# GIVEN INSTRUCTION
Output each entry verbatim and exclude every picture from it.

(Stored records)
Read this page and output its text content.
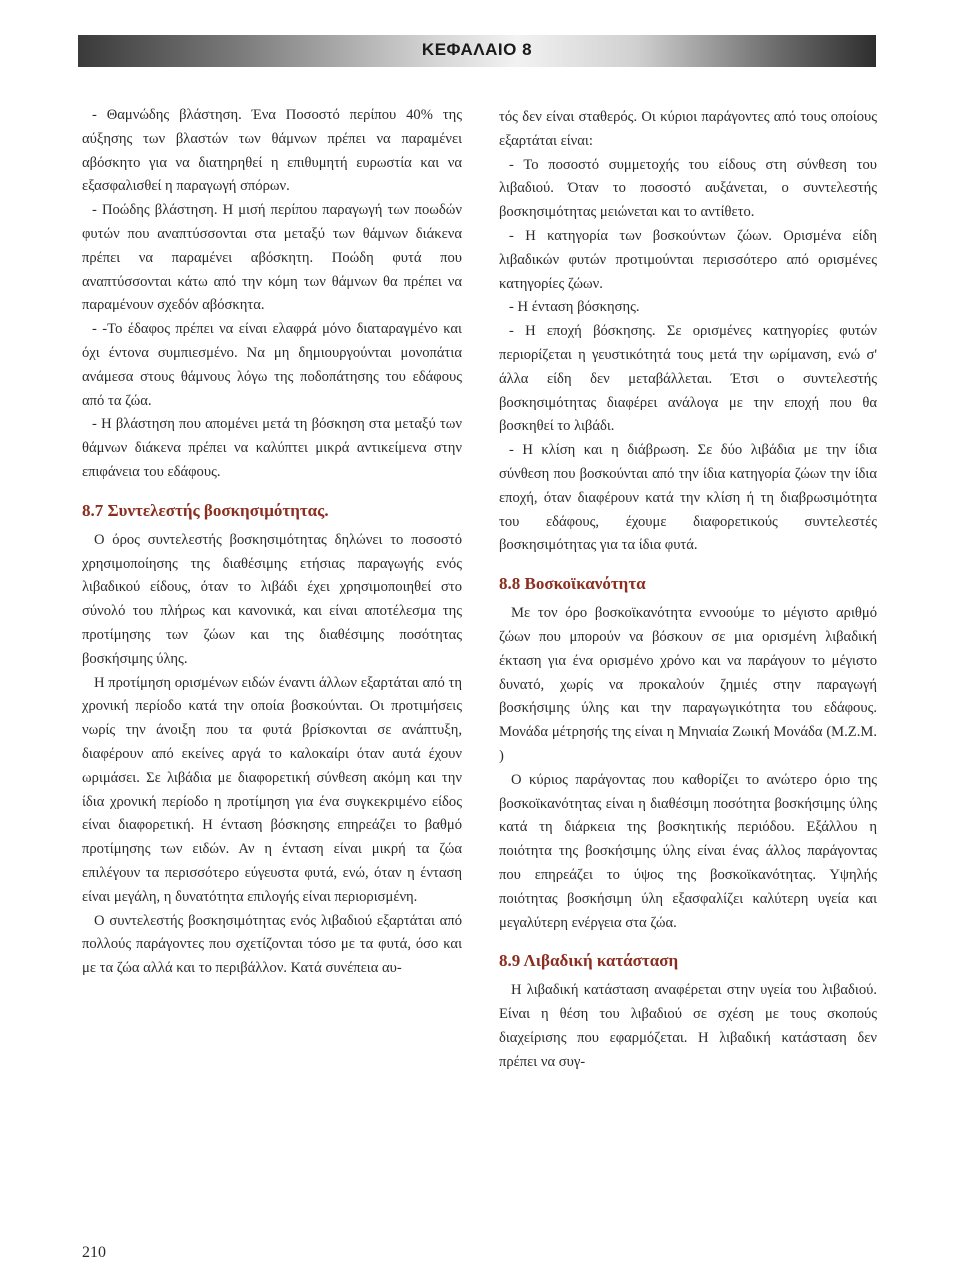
ΚΕΦΑΛΑΙΟ 8

- Θαμνώδης βλάστηση. Ένα Ποσοστό περίπου 40% της αύξησης των βλαστών των θάμνων πρέπει να παραμένει αβόσκητο για να διατηρηθεί η επιθυμητή ευρωστία και να εξασφαλισθεί η παραγωγή σπόρων.

- Ποώδης βλάστηση. Η μισή περίπου παραγωγή των ποωδών φυτών που αναπτύσσονται στα μεταξύ των θάμνων διάκενα πρέπει να παραμένει αβόσκητη. Ποώδη φυτά που αναπτύσσονται κάτω από την κόμη των θάμνων θα πρέπει να παραμένουν σχεδόν αβόσκητα.

- -Το έδαφος πρέπει να είναι ελαφρά μόνο διαταραγμένο και όχι έντονα συμπιεσμένο. Να μη δημιουργούνται μονοπάτια ανάμεσα στους θάμνους λόγω της ποδοπάτησης του εδάφους από τα ζώα.

- Η βλάστηση που απομένει μετά τη βόσκηση στα μεταξύ των θάμνων διάκενα πρέπει να καλύπτει μικρά αντικείμενα στην επιφάνεια του εδάφους.

8.7 Συντελεστής βοσκησιμότητας.

Ο όρος συντελεστής βοσκησιμότητας δηλώνει το ποσοστό χρησιμοποίησης της διαθέσιμης ετήσιας παραγωγής ενός λιβαδικού είδους, όταν το λιβάδι έχει χρησιμοποιηθεί στο σύνολό του πλήρως και κανονικά, και είναι αποτέλεσμα της προτίμησης των ζώων και της διαθέσιμης ποσότητας βοσκήσιμης ύλης.

Η προτίμηση ορισμένων ειδών έναντι άλλων εξαρτάται από τη χρονική περίοδο κατά την οποία βοσκούνται. Οι προτιμήσεις νωρίς την άνοιξη που τα φυτά βρίσκονται σε ανάπτυξη, διαφέρουν από εκείνες αργά το καλοκαίρι όταν αυτά έχουν ωριμάσει. Σε λιβάδια με διαφορετική σύνθεση ακόμη και την ίδια χρονική περίοδο η προτίμηση για ένα συγκεκριμένο είδος είναι διαφορετική. Η ένταση βόσκησης επηρεάζει το βαθμό προτίμησης των ειδών. Αν η ένταση είναι μικρή τα ζώα επιλέγουν τα περισσότερο εύγευστα φυτά, ενώ, όταν η ένταση είναι μεγάλη, η δυνατότητα επιλογής είναι περιορισμένη.

Ο συντελεστής βοσκησιμότητας ενός λιβαδιού εξαρτάται από πολλούς παράγοντες που σχετίζονται τόσο με τα φυτά, όσο και με τα ζώα αλλά και το περιβάλλον. Κατά συνέπεια αυ-

τός δεν είναι σταθερός. Οι κύριοι παράγοντες από τους οποίους εξαρτάται είναι:

- Το ποσοστό συμμετοχής του είδους στη σύνθεση του λιβαδιού. Όταν το ποσοστό αυξάνεται, ο συντελεστής βοσκησιμότητας μειώνεται και το αντίθετο.

- Η κατηγορία των βοσκούντων ζώων. Ορισμένα είδη λιβαδικών φυτών προτιμούνται περισσότερο από ορισμένες κατηγορίες ζώων.

- Η ένταση βόσκησης.

- Η εποχή βόσκησης. Σε ορισμένες κατηγορίες φυτών περιορίζεται η γευστικότητά τους μετά την ωρίμανση, ενώ σ' άλλα είδη δεν μεταβάλλεται. Έτσι ο συντελεστής βοσκησιμότητας διαφέρει ανάλογα με την εποχή που θα βοσκηθεί το λιβάδι.

- Η κλίση και η διάβρωση. Σε δύο λιβάδια με την ίδια σύνθεση που βοσκούνται από την ίδια κατηγορία ζώων την ίδια εποχή, όταν διαφέρουν κατά την κλίση ή τη διαβρωσιμότητα του εδάφους, έχουμε διαφορετικούς συντελεστές βοσκησιμότητας για τα ίδια φυτά.

8.8 Βοσκοϊκανότητα

Με τον όρο βοσκοϊκανότητα εννοούμε το μέγιστο αριθμό ζώων που μπορούν να βόσκουν σε μια ορισμένη λιβαδική έκταση για ένα ορισμένο χρόνο και να παράγουν το μέγιστο δυνατό, χωρίς να προκαλούν ζημιές στην παραγωγή βοσκήσιμης ύλης και την παραγωγικότητα του εδάφους. Μονάδα μέτρησής της είναι η Μηνιαία Ζωική Μονάδα (Μ.Ζ.Μ. )

Ο κύριος παράγοντας που καθορίζει το ανώτερο όριο της βοσκοϊκανότητας είναι η διαθέσιμη ποσότητα βοσκήσιμης ύλης κατά τη διάρκεια της βοσκητικής περιόδου. Εξάλλου η ποιότητα της βοσκήσιμης ύλης είναι ένας άλλος παράγοντας που επηρεάζει το ύψος της βοσκοϊκανότητας. Υψηλής ποιότητας βοσκήσιμη ύλη εξασφαλίζει καλύτερη υγεία και μεγαλύτερη ενέργεια στα ζώα.

8.9 Λιβαδική κατάσταση

Η λιβαδική κατάσταση αναφέρεται στην υγεία του λιβαδιού. Είναι η θέση του λιβαδιού σε σχέση με τους σκοπούς διαχείρισης που εφαρμόζεται. Η λιβαδική κατάσταση δεν πρέπει να συγ-

210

# RESULT OF THIS EXERCISE
Read this page and output its text content.
ΚΕΦΑΛΑΙΟ 8

- Θαμνώδης βλάστηση. Ένα Ποσοστό περίπου 40% της αύξησης των βλαστών των θάμνων πρέπει να παραμένει αβόσκητο για να διατηρηθεί η επιθυμητή ευρωστία και να εξασφαλισθεί η παραγωγή σπόρων.

- Ποώδης βλάστηση. Η μισή περίπου παραγωγή των ποωδών φυτών που αναπτύσσονται στα μεταξύ των θάμνων διάκενα πρέπει να παραμένει αβόσκητη. Ποώδη φυτά που αναπτύσσονται κάτω από την κόμη των θάμνων θα πρέπει να παραμένουν σχεδόν αβόσκητα.

- -Το έδαφος πρέπει να είναι ελαφρά μόνο διαταραγμένο και όχι έντονα συμπιεσμένο. Να μη δημιουργούνται μονοπάτια ανάμεσα στους θάμνους λόγω της ποδοπάτησης του εδάφους από τα ζώα.

- Η βλάστηση που απομένει μετά τη βόσκηση στα μεταξύ των θάμνων διάκενα πρέπει να καλύπτει μικρά αντικείμενα στην επιφάνεια του εδάφους.

8.7 Συντελεστής βοσκησιμότητας.

Ο όρος συντελεστής βοσκησιμότητας δηλώνει το ποσοστό χρησιμοποίησης της διαθέσιμης ετήσιας παραγωγής ενός λιβαδικού είδους, όταν το λιβάδι έχει χρησιμοποιηθεί στο σύνολό του πλήρως και κανονικά, και είναι αποτέλεσμα της προτίμησης των ζώων και της διαθέσιμης ποσότητας βοσκήσιμης ύλης.

Η προτίμηση ορισμένων ειδών έναντι άλλων εξαρτάται από τη χρονική περίοδο κατά την οποία βοσκούνται. Οι προτιμήσεις νωρίς την άνοιξη που τα φυτά βρίσκονται σε ανάπτυξη, διαφέρουν από εκείνες αργά το καλοκαίρι όταν αυτά έχουν ωριμάσει. Σε λιβάδια με διαφορετική σύνθεση ακόμη και την ίδια χρονική περίοδο η προτίμηση για ένα συγκεκριμένο είδος είναι διαφορετική. Η ένταση βόσκησης επηρεάζει το βαθμό προτίμησης των ειδών. Αν η ένταση είναι μικρή τα ζώα επιλέγουν τα περισσότερο εύγευστα φυτά, ενώ, όταν η ένταση είναι μεγάλη, η δυνατότητα επιλογής είναι περιορισμένη.

Ο συντελεστής βοσκησιμότητας ενός λιβαδιού εξαρτάται από πολλούς παράγοντες που σχετίζονται τόσο με τα φυτά, όσο και με τα ζώα αλλά και το περιβάλλον. Κατά συνέπεια αυ-

τός δεν είναι σταθερός. Οι κύριοι παράγοντες από τους οποίους εξαρτάται είναι:

- Το ποσοστό συμμετοχής του είδους στη σύνθεση του λιβαδιού. Όταν το ποσοστό αυξάνεται, ο συντελεστής βοσκησιμότητας μειώνεται και το αντίθετο.

- Η κατηγορία των βοσκούντων ζώων. Ορισμένα είδη λιβαδικών φυτών προτιμούνται περισσότερο από ορισμένες κατηγορίες ζώων.

- Η ένταση βόσκησης.

- Η εποχή βόσκησης. Σε ορισμένες κατηγορίες φυτών περιορίζεται η γευστικότητά τους μετά την ωρίμανση, ενώ σ' άλλα είδη δεν μεταβάλλεται. Έτσι ο συντελεστής βοσκησιμότητας διαφέρει ανάλογα με την εποχή που θα βοσκηθεί το λιβάδι.

- Η κλίση και η διάβρωση. Σε δύο λιβάδια με την ίδια σύνθεση που βοσκούνται από την ίδια κατηγορία ζώων την ίδια εποχή, όταν διαφέρουν κατά την κλίση ή τη διαβρωσιμότητα του εδάφους, έχουμε διαφορετικούς συντελεστές βοσκησιμότητας για τα ίδια φυτά.

8.8 Βοσκοϊκανότητα

Με τον όρο βοσκοϊκανότητα εννοούμε το μέγιστο αριθμό ζώων που μπορούν να βόσκουν σε μια ορισμένη λιβαδική έκταση για ένα ορισμένο χρόνο και να παράγουν το μέγιστο δυνατό, χωρίς να προκαλούν ζημιές στην παραγωγή βοσκήσιμης ύλης και την παραγωγικότητα του εδάφους. Μονάδα μέτρησής της είναι η Μηνιαία Ζωική Μονάδα (Μ.Ζ.Μ. )

Ο κύριος παράγοντας που καθορίζει το ανώτερο όριο της βοσκοϊκανότητας είναι η διαθέσιμη ποσότητα βοσκήσιμης ύλης κατά τη διάρκεια της βοσκητικής περιόδου. Εξάλλου η ποιότητα της βοσκήσιμης ύλης είναι ένας άλλος παράγοντας που επηρεάζει το ύψος της βοσκοϊκανότητας. Υψηλής ποιότητας βοσκήσιμη ύλη εξασφαλίζει καλύτερη υγεία και μεγαλύτερη ενέργεια στα ζώα.

8.9 Λιβαδική κατάσταση

Η λιβαδική κατάσταση αναφέρεται στην υγεία του λιβαδιού. Είναι η θέση του λιβαδιού σε σχέση με τους σκοπούς διαχείρισης που εφαρμόζεται. Η λιβαδική κατάσταση δεν πρέπει να συγ-

210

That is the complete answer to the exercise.